• The request: Can you copy out, word for word, the lines of the entries from the one containing "delvy-points: Delvy Points:- <box>311" through the one containing "col-header-seal: Seal &", inclusive?

-- -- --

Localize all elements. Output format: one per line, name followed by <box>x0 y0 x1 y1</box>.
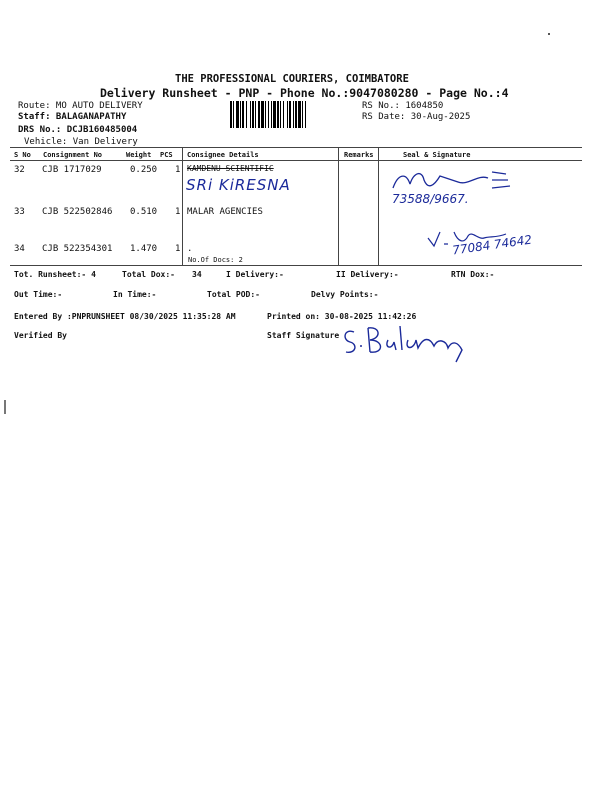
delvy-points: Delvy Points:- <box>311 290 379 299</box>
total-dox-label: Total Dox:- <box>122 270 175 279</box>
col-header-consignment: Consignment No <box>43 151 103 159</box>
row-pcs: 1 <box>175 244 181 254</box>
row-sno: 34 <box>14 244 25 254</box>
rtn-dox: RTN Dox:- <box>451 270 495 279</box>
row-sno: 32 <box>14 165 25 175</box>
col-header-weight: Weight <box>126 151 152 159</box>
printed-on: Printed on: 30-08-2025 11:42:26 <box>267 312 417 321</box>
in-time: In Time:- <box>113 290 157 299</box>
row-weight: 0.510 <box>130 207 158 217</box>
row-pcs: 1 <box>175 207 181 217</box>
col-header-seal: Seal & Signature <box>403 151 471 159</box>
row-consignee: MALAR AGENCIES <box>187 207 263 217</box>
signature-phone-34: 77084 74642 <box>451 232 533 258</box>
row-pcs: 1 <box>175 165 181 175</box>
row-weight: 0.250 <box>130 165 158 175</box>
signature-phone-32: 73588/9667. <box>392 192 469 206</box>
scan-edge-mark <box>4 400 6 414</box>
col-header-remarks: Remarks <box>344 151 374 159</box>
vehicle-text: Vehicle: Van Delivery <box>24 137 138 147</box>
total-pod: Total POD:- <box>207 290 260 299</box>
entered-by: Entered By :PNPRUNSHEET 08/30/2025 11:35:28 AM <box>14 312 236 321</box>
row-consignment: CJB 1717029 <box>42 165 102 175</box>
out-time: Out Time:- <box>14 290 63 299</box>
row-note: No.Of Docs: 2 <box>188 256 243 264</box>
route-text: Route: MO AUTO DELIVERY <box>18 101 143 111</box>
col-header-pcs: PCS <box>160 151 173 159</box>
staff-signature-scribble <box>338 318 478 366</box>
col-header-sno: S No <box>14 151 31 159</box>
row-consignee: . <box>187 244 193 254</box>
total-dox-value: 34 <box>192 270 202 279</box>
verified-by: Verified By <box>14 331 67 340</box>
row-weight: 1.470 <box>130 244 158 254</box>
row-sno: 33 <box>14 207 25 217</box>
handwritten-consignee: SRi KiRESNA <box>186 176 291 194</box>
company-title: THE PROFESSIONAL COURIERS, COIMBATORE <box>175 73 409 85</box>
rs-number: RS No.: 1604850 <box>362 101 444 111</box>
row-consignment: CJB 522354301 <box>42 244 113 254</box>
staff-signature-label: Staff Signature <box>267 331 340 340</box>
rs-date: RS Date: 30-Aug-2025 <box>362 112 471 122</box>
ii-delivery: II Delivery:- <box>336 270 399 279</box>
drs-number: DRS No.: DCJB160485004 <box>18 125 138 135</box>
col-header-consignee: Consignee Details <box>187 151 259 159</box>
row-consignee: KAMDENU SCIENTIFIC <box>187 164 274 173</box>
i-delivery: I Delivery:- <box>226 270 284 279</box>
barcode <box>230 101 358 128</box>
row-consignment: CJB 522502846 <box>42 207 113 217</box>
staff-text: Staff: BALAGANAPATHY <box>18 112 127 122</box>
tot-runsheet: Tot. Runsheet:- 4 <box>14 270 96 279</box>
runsheet-title: Delivery Runsheet - PNP - Phone No.:9047080280 - Page No.:4 <box>100 86 509 100</box>
scan-speck <box>548 33 550 35</box>
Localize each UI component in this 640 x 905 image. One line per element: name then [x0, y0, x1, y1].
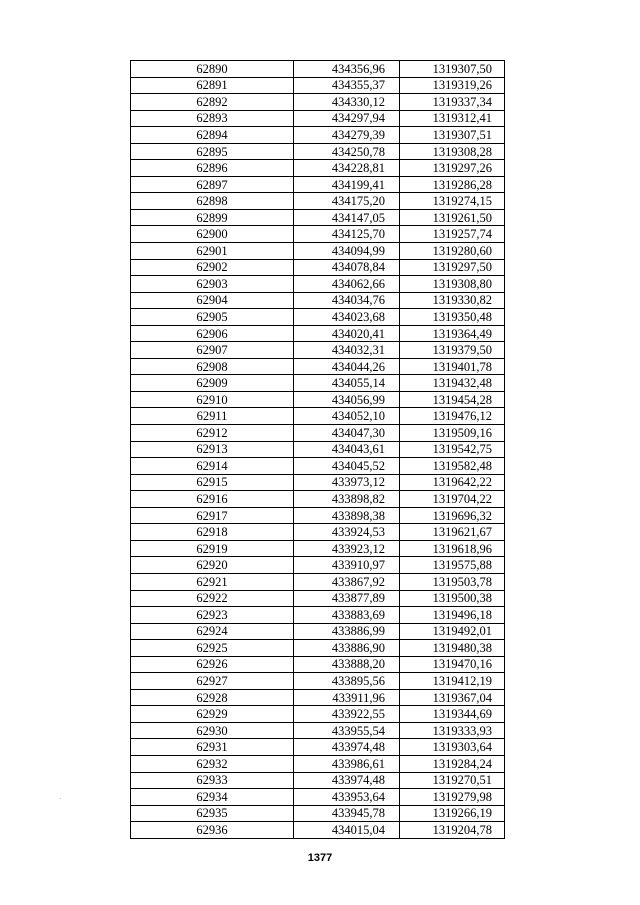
- x-coordinate-cell: 434023,68: [294, 309, 400, 326]
- table-row: [131, 110, 505, 127]
- x-coordinate-cell: 434330,12: [294, 94, 400, 111]
- x-coordinate-cell: 433895,56: [294, 673, 400, 690]
- x-coordinate-cell: 434175,20: [294, 193, 400, 210]
- x-coordinate-cell: 434125,70: [294, 226, 400, 243]
- x-coordinate-cell: 434250,78: [294, 143, 400, 160]
- y-coordinate-cell: 1319582,48: [400, 458, 505, 475]
- x-coordinate-cell: 433923,12: [294, 540, 400, 557]
- y-coordinate-cell: 1319274,15: [400, 193, 505, 210]
- table-row: [131, 292, 505, 309]
- x-coordinate-cell: 433888,20: [294, 656, 400, 673]
- table-row: [131, 474, 505, 491]
- x-coordinate-cell: 434147,05: [294, 209, 400, 226]
- x-coordinate-cell: 433898,82: [294, 491, 400, 508]
- point-number-cell: 62902: [131, 259, 294, 276]
- x-coordinate-cell: 433867,92: [294, 573, 400, 590]
- point-number-cell: 62903: [131, 276, 294, 293]
- coordinates-table-body: [131, 61, 505, 839]
- y-coordinate-cell: 1319379,50: [400, 342, 505, 359]
- y-coordinate-cell: 1319204,78: [400, 822, 505, 839]
- point-number-cell: 62894: [131, 127, 294, 144]
- point-number-cell: 62920: [131, 557, 294, 574]
- y-coordinate-cell: 1319297,50: [400, 259, 505, 276]
- y-coordinate-cell: 1319642,22: [400, 474, 505, 491]
- y-coordinate-cell: 1319307,51: [400, 127, 505, 144]
- table-row: [131, 772, 505, 789]
- point-number-cell: 62914: [131, 458, 294, 475]
- table-row: [131, 607, 505, 624]
- x-coordinate-cell: 434279,39: [294, 127, 400, 144]
- x-coordinate-cell: 434043,61: [294, 441, 400, 458]
- table-row: [131, 689, 505, 706]
- x-coordinate-cell: 434078,84: [294, 259, 400, 276]
- point-number-cell: 62928: [131, 689, 294, 706]
- y-coordinate-cell: 1319500,38: [400, 590, 505, 607]
- table-row: [131, 77, 505, 94]
- x-coordinate-cell: 433953,64: [294, 789, 400, 806]
- table-row: [131, 425, 505, 442]
- table-row: [131, 706, 505, 723]
- table-row: [131, 590, 505, 607]
- point-number-cell: 62908: [131, 358, 294, 375]
- table-row: [131, 805, 505, 822]
- table-row: [131, 458, 505, 475]
- x-coordinate-cell: 433974,48: [294, 772, 400, 789]
- x-coordinate-cell: 434199,41: [294, 176, 400, 193]
- y-coordinate-cell: 1319401,78: [400, 358, 505, 375]
- x-coordinate-cell: 433910,97: [294, 557, 400, 574]
- table-row: [131, 623, 505, 640]
- x-coordinate-cell: 434355,37: [294, 77, 400, 94]
- y-coordinate-cell: 1319270,51: [400, 772, 505, 789]
- table-row: [131, 325, 505, 342]
- point-number-cell: 62906: [131, 325, 294, 342]
- point-number-cell: 62921: [131, 573, 294, 590]
- table-row: [131, 822, 505, 839]
- point-number-cell: 62917: [131, 507, 294, 524]
- y-coordinate-cell: 1319344,69: [400, 706, 505, 723]
- x-coordinate-cell: 433922,55: [294, 706, 400, 723]
- y-coordinate-cell: 1319257,74: [400, 226, 505, 243]
- x-coordinate-cell: 434052,10: [294, 408, 400, 425]
- y-coordinate-cell: 1319367,04: [400, 689, 505, 706]
- x-coordinate-cell: 433973,12: [294, 474, 400, 491]
- point-number-cell: 62918: [131, 524, 294, 541]
- point-number-cell: 62915: [131, 474, 294, 491]
- point-number-cell: 62899: [131, 209, 294, 226]
- x-coordinate-cell: 434034,76: [294, 292, 400, 309]
- table-row: [131, 673, 505, 690]
- table-row: [131, 391, 505, 408]
- table-row: [131, 226, 505, 243]
- x-coordinate-cell: 433974,48: [294, 739, 400, 756]
- x-coordinate-cell: 434228,81: [294, 160, 400, 177]
- y-coordinate-cell: 1319575,88: [400, 557, 505, 574]
- point-number-cell: 62929: [131, 706, 294, 723]
- point-number-cell: 62905: [131, 309, 294, 326]
- x-coordinate-cell: 434055,14: [294, 375, 400, 392]
- x-coordinate-cell: 434297,94: [294, 110, 400, 127]
- y-coordinate-cell: 1319618,96: [400, 540, 505, 557]
- y-coordinate-cell: 1319286,28: [400, 176, 505, 193]
- table-row: [131, 491, 505, 508]
- point-number-cell: 62898: [131, 193, 294, 210]
- x-coordinate-cell: 433877,89: [294, 590, 400, 607]
- table-row: [131, 342, 505, 359]
- y-coordinate-cell: 1319330,82: [400, 292, 505, 309]
- x-coordinate-cell: 434356,96: [294, 61, 400, 78]
- point-number-cell: 62910: [131, 391, 294, 408]
- point-number-cell: 62909: [131, 375, 294, 392]
- x-coordinate-cell: 434015,04: [294, 822, 400, 839]
- x-coordinate-cell: 433945,78: [294, 805, 400, 822]
- y-coordinate-cell: 1319480,38: [400, 640, 505, 657]
- table-row: [131, 755, 505, 772]
- table-row: [131, 789, 505, 806]
- y-coordinate-cell: 1319284,24: [400, 755, 505, 772]
- point-number-cell: 62931: [131, 739, 294, 756]
- x-coordinate-cell: 434056,99: [294, 391, 400, 408]
- point-number-cell: 62926: [131, 656, 294, 673]
- y-coordinate-cell: 1319297,26: [400, 160, 505, 177]
- x-coordinate-cell: 434062,66: [294, 276, 400, 293]
- y-coordinate-cell: 1319509,16: [400, 425, 505, 442]
- table-row: [131, 507, 505, 524]
- point-number-cell: 62913: [131, 441, 294, 458]
- table-row: [131, 176, 505, 193]
- point-number-cell: 62892: [131, 94, 294, 111]
- x-coordinate-cell: 434045,52: [294, 458, 400, 475]
- y-coordinate-cell: 1319280,60: [400, 243, 505, 260]
- point-number-cell: 62907: [131, 342, 294, 359]
- table-row: [131, 209, 505, 226]
- point-number-cell: 62934: [131, 789, 294, 806]
- x-coordinate-cell: 433886,90: [294, 640, 400, 657]
- table-row: [131, 540, 505, 557]
- point-number-cell: 62919: [131, 540, 294, 557]
- y-coordinate-cell: 1319337,34: [400, 94, 505, 111]
- y-coordinate-cell: 1319279,98: [400, 789, 505, 806]
- point-number-cell: 62891: [131, 77, 294, 94]
- y-coordinate-cell: 1319696,32: [400, 507, 505, 524]
- y-coordinate-cell: 1319350,48: [400, 309, 505, 326]
- x-coordinate-cell: 434044,26: [294, 358, 400, 375]
- point-number-cell: 62925: [131, 640, 294, 657]
- point-number-cell: 62916: [131, 491, 294, 508]
- point-number-cell: 62932: [131, 755, 294, 772]
- y-coordinate-cell: 1319496,18: [400, 607, 505, 624]
- point-number-cell: 62933: [131, 772, 294, 789]
- table-row: [131, 524, 505, 541]
- table-row: [131, 358, 505, 375]
- point-number-cell: 62896: [131, 160, 294, 177]
- point-number-cell: 62922: [131, 590, 294, 607]
- y-coordinate-cell: 1319308,80: [400, 276, 505, 293]
- table-row: [131, 143, 505, 160]
- point-number-cell: 62911: [131, 408, 294, 425]
- table-row: [131, 722, 505, 739]
- table-row: [131, 243, 505, 260]
- y-coordinate-cell: 1319319,26: [400, 77, 505, 94]
- point-number-cell: 62936: [131, 822, 294, 839]
- table-row: [131, 573, 505, 590]
- y-coordinate-cell: 1319261,50: [400, 209, 505, 226]
- point-number-cell: 62904: [131, 292, 294, 309]
- table-row: [131, 309, 505, 326]
- table-row: [131, 408, 505, 425]
- table-row: [131, 193, 505, 210]
- point-number-cell: 62923: [131, 607, 294, 624]
- y-coordinate-cell: 1319503,78: [400, 573, 505, 590]
- y-coordinate-cell: 1319333,93: [400, 722, 505, 739]
- x-coordinate-cell: 433986,61: [294, 755, 400, 772]
- y-coordinate-cell: 1319470,16: [400, 656, 505, 673]
- x-coordinate-cell: 433924,53: [294, 524, 400, 541]
- y-coordinate-cell: 1319492,01: [400, 623, 505, 640]
- x-coordinate-cell: 433898,38: [294, 507, 400, 524]
- y-coordinate-cell: 1319412,19: [400, 673, 505, 690]
- y-coordinate-cell: 1319542,75: [400, 441, 505, 458]
- y-coordinate-cell: 1319303,64: [400, 739, 505, 756]
- table-row: [131, 160, 505, 177]
- table-row: [131, 61, 505, 78]
- table-row: [131, 640, 505, 657]
- x-coordinate-cell: 434020,41: [294, 325, 400, 342]
- y-coordinate-cell: 1319364,49: [400, 325, 505, 342]
- page-number: 1377: [307, 852, 333, 864]
- table-row: [131, 441, 505, 458]
- point-number-cell: 62935: [131, 805, 294, 822]
- table-row: [131, 375, 505, 392]
- point-number-cell: 62901: [131, 243, 294, 260]
- point-number-cell: 62893: [131, 110, 294, 127]
- point-number-cell: 62900: [131, 226, 294, 243]
- table-row: [131, 276, 505, 293]
- point-number-cell: 62897: [131, 176, 294, 193]
- x-coordinate-cell: 434047,30: [294, 425, 400, 442]
- x-coordinate-cell: 434094,99: [294, 243, 400, 260]
- point-number-cell: 62912: [131, 425, 294, 442]
- table-row: [131, 127, 505, 144]
- table-row: [131, 656, 505, 673]
- y-coordinate-cell: 1319454,28: [400, 391, 505, 408]
- point-number-cell: 62890: [131, 61, 294, 78]
- coordinates-table: [130, 60, 505, 839]
- point-number-cell: 62924: [131, 623, 294, 640]
- y-coordinate-cell: 1319704,22: [400, 491, 505, 508]
- x-coordinate-cell: 433883,69: [294, 607, 400, 624]
- margin-mark: .: [60, 795, 62, 801]
- y-coordinate-cell: 1319266,19: [400, 805, 505, 822]
- y-coordinate-cell: 1319307,50: [400, 61, 505, 78]
- x-coordinate-cell: 433955,54: [294, 722, 400, 739]
- y-coordinate-cell: 1319432,48: [400, 375, 505, 392]
- table-row: [131, 557, 505, 574]
- point-number-cell: 62895: [131, 143, 294, 160]
- y-coordinate-cell: 1319312,41: [400, 110, 505, 127]
- table-row: [131, 259, 505, 276]
- x-coordinate-cell: 433886,99: [294, 623, 400, 640]
- x-coordinate-cell: 433911,96: [294, 689, 400, 706]
- y-coordinate-cell: 1319308,28: [400, 143, 505, 160]
- y-coordinate-cell: 1319476,12: [400, 408, 505, 425]
- y-coordinate-cell: 1319621,67: [400, 524, 505, 541]
- point-number-cell: 62930: [131, 722, 294, 739]
- point-number-cell: 62927: [131, 673, 294, 690]
- x-coordinate-cell: 434032,31: [294, 342, 400, 359]
- table-row: [131, 739, 505, 756]
- table-row: [131, 94, 505, 111]
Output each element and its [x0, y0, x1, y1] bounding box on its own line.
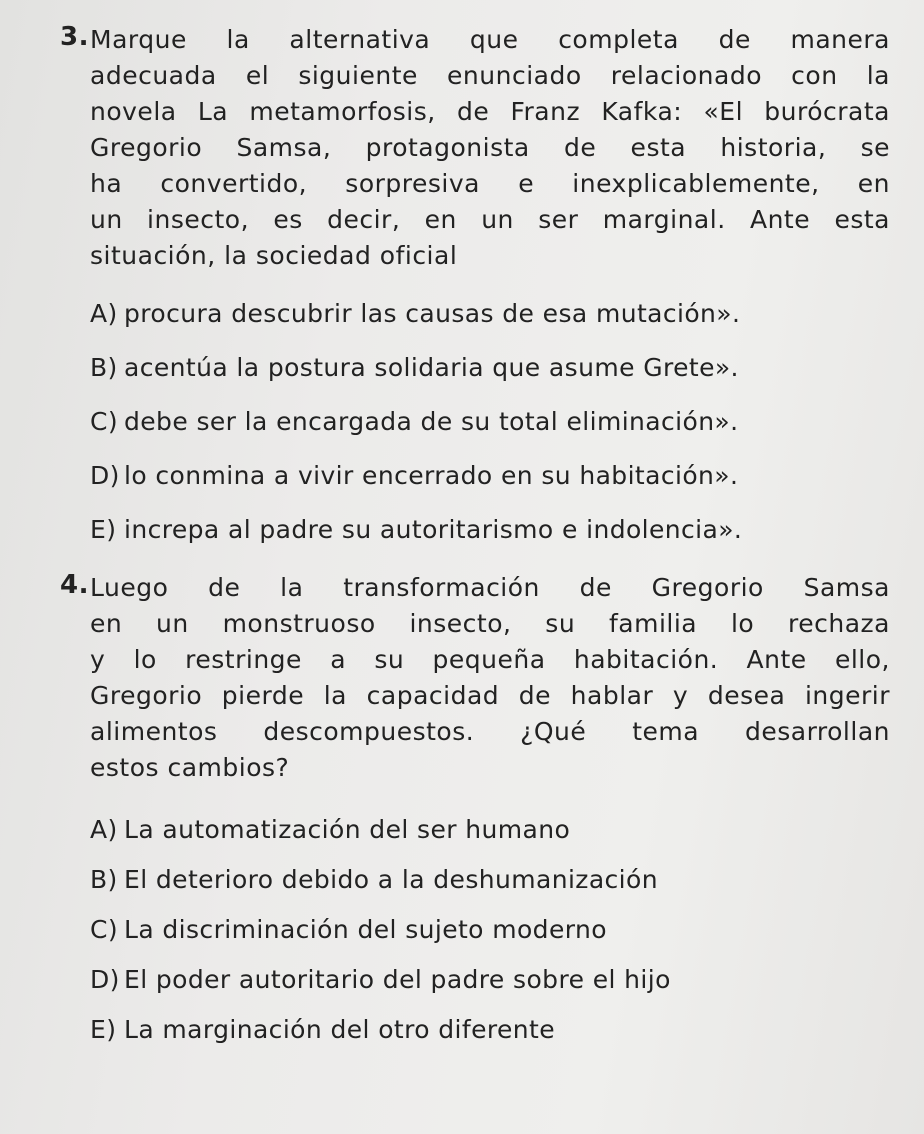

-- -- --

• Problem solution:
delvy-points: Delvy Points:- <box>311 290 379 299</box>
total-dox-label: Total Dox:- <box>122 270 175 279</box>
col-header-consignment: Consignment No <box>43 151 103 159</box>
row-pcs: 1 <box>175 244 181 254</box>
row-sno: 34 <box>14 244 25 254</box>
rtn-dox: RTN Dox:- <box>451 270 495 279</box>
row-sno: 32 <box>14 165 25 175</box>
col-header-weight: Weight <box>126 151 152 159</box>
printed-on: Printed on: 30-08-2025 11:42:26 <box>267 312 417 321</box>
in-time: In Time:- <box>113 290 157 299</box>
row-weight: 0.510 <box>130 207 158 217</box>
row-pcs: 1 <box>175 207 181 217</box>
col-header-seal: Seal & Signature <box>403 151 471 159</box>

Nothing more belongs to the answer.